== Segment start ==

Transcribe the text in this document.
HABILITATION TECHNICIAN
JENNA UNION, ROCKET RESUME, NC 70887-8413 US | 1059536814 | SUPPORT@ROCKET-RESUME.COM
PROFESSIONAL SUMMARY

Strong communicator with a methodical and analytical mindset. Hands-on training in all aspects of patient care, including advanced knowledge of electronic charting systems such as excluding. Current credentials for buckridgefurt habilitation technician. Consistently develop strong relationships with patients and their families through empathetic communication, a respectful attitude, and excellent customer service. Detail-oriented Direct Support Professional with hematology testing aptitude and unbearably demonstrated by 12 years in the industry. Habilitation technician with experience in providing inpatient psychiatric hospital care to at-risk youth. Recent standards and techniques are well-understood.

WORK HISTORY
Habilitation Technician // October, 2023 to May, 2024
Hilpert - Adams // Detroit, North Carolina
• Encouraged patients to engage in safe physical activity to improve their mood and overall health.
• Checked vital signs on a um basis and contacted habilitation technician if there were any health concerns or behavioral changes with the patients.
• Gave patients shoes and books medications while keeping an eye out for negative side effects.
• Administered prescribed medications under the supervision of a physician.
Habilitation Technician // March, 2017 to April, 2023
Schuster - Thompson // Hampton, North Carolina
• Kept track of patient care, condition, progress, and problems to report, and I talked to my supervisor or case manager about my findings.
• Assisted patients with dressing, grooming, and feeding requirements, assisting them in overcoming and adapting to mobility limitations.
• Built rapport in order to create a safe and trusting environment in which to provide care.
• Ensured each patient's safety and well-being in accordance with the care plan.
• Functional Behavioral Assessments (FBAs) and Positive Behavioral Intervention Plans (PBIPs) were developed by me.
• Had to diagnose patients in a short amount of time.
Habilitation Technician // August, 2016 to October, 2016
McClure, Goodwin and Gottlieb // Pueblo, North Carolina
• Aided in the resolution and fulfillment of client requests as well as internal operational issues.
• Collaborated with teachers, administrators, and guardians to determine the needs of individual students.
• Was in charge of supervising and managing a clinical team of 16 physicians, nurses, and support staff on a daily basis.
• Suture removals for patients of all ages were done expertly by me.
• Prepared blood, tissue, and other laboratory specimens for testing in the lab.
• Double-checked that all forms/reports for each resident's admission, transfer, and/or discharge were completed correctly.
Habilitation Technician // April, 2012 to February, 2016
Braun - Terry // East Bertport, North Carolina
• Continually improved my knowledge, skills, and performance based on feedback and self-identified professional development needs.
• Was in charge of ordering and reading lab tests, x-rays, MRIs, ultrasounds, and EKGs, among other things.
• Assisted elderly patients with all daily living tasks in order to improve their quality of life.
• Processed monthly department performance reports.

== Segment end ==

Work to complete ▸
Each of the entries above should be written out again exactly.

Finished task ▸
Transcribe the text in this document.
HABILITATION TECHNICIAN
JENNA UNION, ROCKET RESUME, NC 70887-8413 US | 1059536814 | SUPPORT@ROCKET-RESUME.COM
PROFESSIONAL SUMMARY

Strong communicator with a methodical and analytical mindset. Hands-on training in all aspects of patient care, including advanced knowledge of electronic charting systems such as excluding. Current credentials for buckridgefurt habilitation technician. Consistently develop strong relationships with patients and their families through empathetic communication, a respectful attitude, and excellent customer service. Detail-oriented Direct Support Professional with hematology testing aptitude and unbearably demonstrated by 12 years in the industry. Habilitation technician with experience in providing inpatient psychiatric hospital care to at-risk youth. Recent standards and techniques are well-understood.

WORK HISTORY
Habilitation Technician // October, 2023 to May, 2024
Hilpert - Adams // Detroit, North Carolina
• Encouraged patients to engage in safe physical activity to improve their mood and overall health.
• Checked vital signs on a um basis and contacted habilitation technician if there were any health concerns or behavioral changes with the patients.
• Gave patients shoes and books medications while keeping an eye out for negative side effects.
• Administered prescribed medications under the supervision of a physician.
Habilitation Technician // March, 2017 to April, 2023
Schuster - Thompson // Hampton, North Carolina
• Kept track of patient care, condition, progress, and problems to report, and I talked to my supervisor or case manager about my findings.
• Assisted patients with dressing, grooming, and feeding requirements, assisting them in overcoming and adapting to mobility limitations.
• Built rapport in order to create a safe and trusting environment in which to provide care.
• Ensured each patient's safety and well-being in accordance with the care plan.
• Functional Behavioral Assessments (FBAs) and Positive Behavioral Intervention Plans (PBIPs) were developed by me.
• Had to diagnose patients in a short amount of time.
Habilitation Technician // August, 2016 to October, 2016
McClure, Goodwin and Gottlieb // Pueblo, North Carolina
• Aided in the resolution and fulfillment of client requests as well as internal operational issues.
• Collaborated with teachers, administrators, and guardians to determine the needs of individual students.
• Was in charge of supervising and managing a clinical team of 16 physicians, nurses, and support staff on a daily basis.
• Suture removals for patients of all ages were done expertly by me.
• Prepared blood, tissue, and other laboratory specimens for testing in the lab.
• Double-checked that all forms/reports for each resident's admission, transfer, and/or discharge were completed correctly.
Habilitation Technician // April, 2012 to February, 2016
Braun - Terry // East Bertport, North Carolina
• Continually improved my knowledge, skills, and performance based on feedback and self-identified professional development needs.
• Was in charge of ordering and reading lab tests, x-rays, MRIs, ultrasounds, and EKGs, among other things.
• Assisted elderly patients with all daily living tasks in order to improve their quality of life.
• Processed monthly department performance reports.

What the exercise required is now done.